Stored data:
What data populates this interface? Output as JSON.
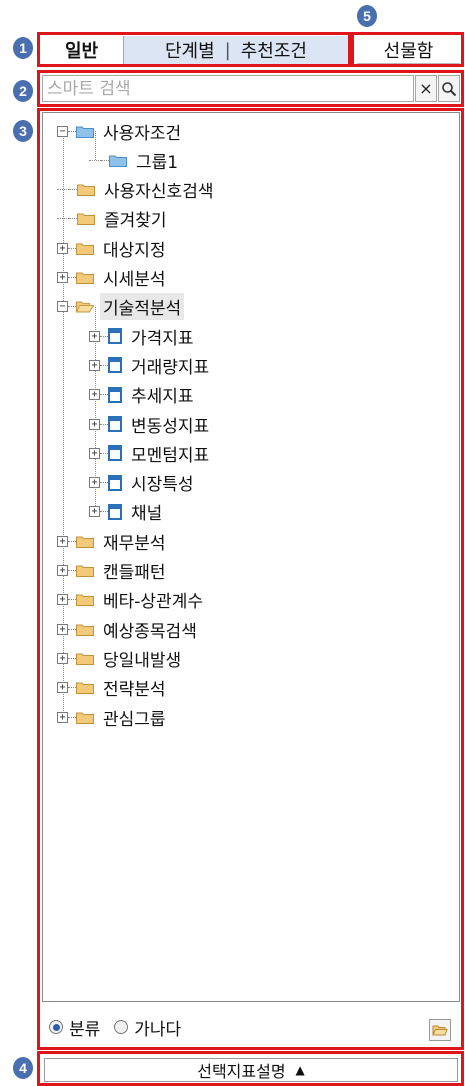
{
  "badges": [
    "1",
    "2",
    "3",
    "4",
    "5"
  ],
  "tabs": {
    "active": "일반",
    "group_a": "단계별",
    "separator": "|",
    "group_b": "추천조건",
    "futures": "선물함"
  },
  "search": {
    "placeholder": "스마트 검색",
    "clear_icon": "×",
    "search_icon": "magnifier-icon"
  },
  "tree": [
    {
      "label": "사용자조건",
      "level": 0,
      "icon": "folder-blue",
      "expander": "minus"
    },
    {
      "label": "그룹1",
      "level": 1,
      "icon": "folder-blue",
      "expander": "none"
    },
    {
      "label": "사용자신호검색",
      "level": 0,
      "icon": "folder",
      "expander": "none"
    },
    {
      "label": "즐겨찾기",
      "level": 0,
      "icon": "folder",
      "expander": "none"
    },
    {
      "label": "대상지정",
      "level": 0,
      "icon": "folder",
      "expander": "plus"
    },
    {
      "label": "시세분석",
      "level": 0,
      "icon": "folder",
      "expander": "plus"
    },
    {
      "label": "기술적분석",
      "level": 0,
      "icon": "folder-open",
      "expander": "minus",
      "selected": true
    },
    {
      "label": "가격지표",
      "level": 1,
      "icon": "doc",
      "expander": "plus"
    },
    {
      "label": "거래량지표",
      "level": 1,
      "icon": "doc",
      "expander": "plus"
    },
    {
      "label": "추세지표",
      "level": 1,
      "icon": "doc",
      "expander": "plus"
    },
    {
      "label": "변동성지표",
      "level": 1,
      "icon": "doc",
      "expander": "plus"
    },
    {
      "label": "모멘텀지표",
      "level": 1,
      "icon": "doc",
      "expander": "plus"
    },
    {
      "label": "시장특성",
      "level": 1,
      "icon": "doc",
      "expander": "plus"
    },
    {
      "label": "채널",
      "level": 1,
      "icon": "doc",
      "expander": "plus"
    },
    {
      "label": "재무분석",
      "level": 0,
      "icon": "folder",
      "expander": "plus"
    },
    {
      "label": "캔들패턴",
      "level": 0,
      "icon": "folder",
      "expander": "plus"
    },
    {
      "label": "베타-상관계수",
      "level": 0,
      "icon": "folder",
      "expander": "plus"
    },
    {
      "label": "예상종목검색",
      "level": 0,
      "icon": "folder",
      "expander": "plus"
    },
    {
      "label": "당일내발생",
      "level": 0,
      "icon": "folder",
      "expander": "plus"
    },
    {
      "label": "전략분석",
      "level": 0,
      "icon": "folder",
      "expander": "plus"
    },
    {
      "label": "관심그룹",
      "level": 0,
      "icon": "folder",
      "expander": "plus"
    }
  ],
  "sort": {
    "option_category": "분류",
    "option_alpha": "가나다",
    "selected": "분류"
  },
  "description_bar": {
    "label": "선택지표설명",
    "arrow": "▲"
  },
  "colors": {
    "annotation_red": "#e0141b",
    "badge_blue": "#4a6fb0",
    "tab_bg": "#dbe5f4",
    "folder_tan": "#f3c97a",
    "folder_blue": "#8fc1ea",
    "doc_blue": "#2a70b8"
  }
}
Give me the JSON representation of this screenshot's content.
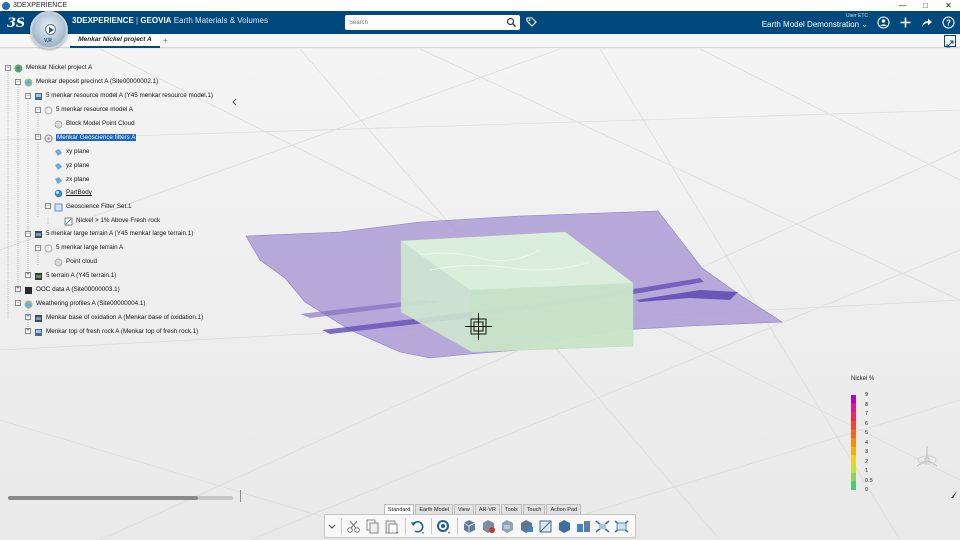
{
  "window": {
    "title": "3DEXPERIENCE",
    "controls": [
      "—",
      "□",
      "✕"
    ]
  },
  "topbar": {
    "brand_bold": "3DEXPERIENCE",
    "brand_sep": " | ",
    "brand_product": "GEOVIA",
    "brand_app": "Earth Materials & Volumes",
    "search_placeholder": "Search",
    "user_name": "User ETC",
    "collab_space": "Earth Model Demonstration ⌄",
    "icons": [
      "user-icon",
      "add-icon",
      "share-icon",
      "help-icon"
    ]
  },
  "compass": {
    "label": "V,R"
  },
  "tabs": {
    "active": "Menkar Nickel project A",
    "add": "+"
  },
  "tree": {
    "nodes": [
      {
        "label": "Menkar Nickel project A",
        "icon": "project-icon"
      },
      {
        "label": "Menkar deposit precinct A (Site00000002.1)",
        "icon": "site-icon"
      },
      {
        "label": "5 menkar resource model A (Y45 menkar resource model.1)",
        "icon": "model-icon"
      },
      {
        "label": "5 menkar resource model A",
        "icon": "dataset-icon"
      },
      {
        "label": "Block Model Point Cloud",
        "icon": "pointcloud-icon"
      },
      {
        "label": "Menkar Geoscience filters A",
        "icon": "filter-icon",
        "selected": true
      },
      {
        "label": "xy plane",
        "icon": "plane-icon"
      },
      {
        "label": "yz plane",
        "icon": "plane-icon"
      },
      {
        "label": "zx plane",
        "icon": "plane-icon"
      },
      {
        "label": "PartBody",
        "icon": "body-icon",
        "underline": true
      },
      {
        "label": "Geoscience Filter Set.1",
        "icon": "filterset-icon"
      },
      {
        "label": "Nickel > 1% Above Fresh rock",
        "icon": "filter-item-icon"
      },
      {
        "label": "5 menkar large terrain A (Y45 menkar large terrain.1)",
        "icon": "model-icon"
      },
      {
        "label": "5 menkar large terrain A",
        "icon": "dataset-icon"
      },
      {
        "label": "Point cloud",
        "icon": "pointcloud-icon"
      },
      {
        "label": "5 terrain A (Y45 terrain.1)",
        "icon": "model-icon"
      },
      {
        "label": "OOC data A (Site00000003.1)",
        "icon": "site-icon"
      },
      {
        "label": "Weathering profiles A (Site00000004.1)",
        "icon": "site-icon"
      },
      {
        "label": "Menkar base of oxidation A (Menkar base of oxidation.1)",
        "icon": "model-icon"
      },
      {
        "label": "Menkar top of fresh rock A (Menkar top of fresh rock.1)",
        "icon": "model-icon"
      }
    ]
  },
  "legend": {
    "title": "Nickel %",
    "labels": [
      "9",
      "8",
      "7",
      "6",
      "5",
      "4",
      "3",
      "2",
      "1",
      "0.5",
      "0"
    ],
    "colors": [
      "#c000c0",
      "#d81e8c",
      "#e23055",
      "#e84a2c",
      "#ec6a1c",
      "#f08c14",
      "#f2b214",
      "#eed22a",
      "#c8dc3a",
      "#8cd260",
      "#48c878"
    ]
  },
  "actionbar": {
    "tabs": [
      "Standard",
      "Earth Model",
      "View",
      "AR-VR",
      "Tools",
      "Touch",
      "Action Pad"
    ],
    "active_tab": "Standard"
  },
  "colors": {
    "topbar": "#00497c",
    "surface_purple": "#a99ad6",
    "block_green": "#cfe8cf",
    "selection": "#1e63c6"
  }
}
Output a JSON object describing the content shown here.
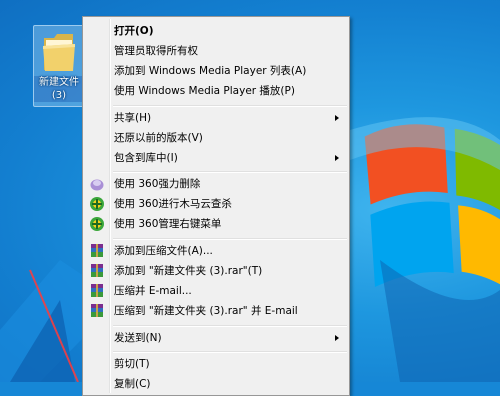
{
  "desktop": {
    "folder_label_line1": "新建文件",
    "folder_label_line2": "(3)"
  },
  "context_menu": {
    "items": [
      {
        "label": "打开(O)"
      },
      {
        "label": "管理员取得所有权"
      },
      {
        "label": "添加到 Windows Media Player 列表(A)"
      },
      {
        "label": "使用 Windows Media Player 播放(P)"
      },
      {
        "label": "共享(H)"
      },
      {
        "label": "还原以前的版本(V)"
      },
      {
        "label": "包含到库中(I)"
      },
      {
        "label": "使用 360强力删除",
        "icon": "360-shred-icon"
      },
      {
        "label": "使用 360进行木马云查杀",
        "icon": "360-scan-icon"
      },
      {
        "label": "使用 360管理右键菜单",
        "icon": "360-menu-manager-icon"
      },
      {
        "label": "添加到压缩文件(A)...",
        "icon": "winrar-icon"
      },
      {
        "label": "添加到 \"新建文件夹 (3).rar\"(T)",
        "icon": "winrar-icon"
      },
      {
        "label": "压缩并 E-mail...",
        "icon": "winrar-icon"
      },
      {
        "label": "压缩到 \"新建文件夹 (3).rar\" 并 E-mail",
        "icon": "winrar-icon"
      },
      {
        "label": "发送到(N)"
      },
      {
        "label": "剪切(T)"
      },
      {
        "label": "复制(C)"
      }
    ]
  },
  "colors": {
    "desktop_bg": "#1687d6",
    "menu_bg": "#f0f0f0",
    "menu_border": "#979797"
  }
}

#### AIM:
Gather all the lines that include the word "true" and copy them out.

#### SOLUTION:
      "selected": true
        "selected": true
        "underline": true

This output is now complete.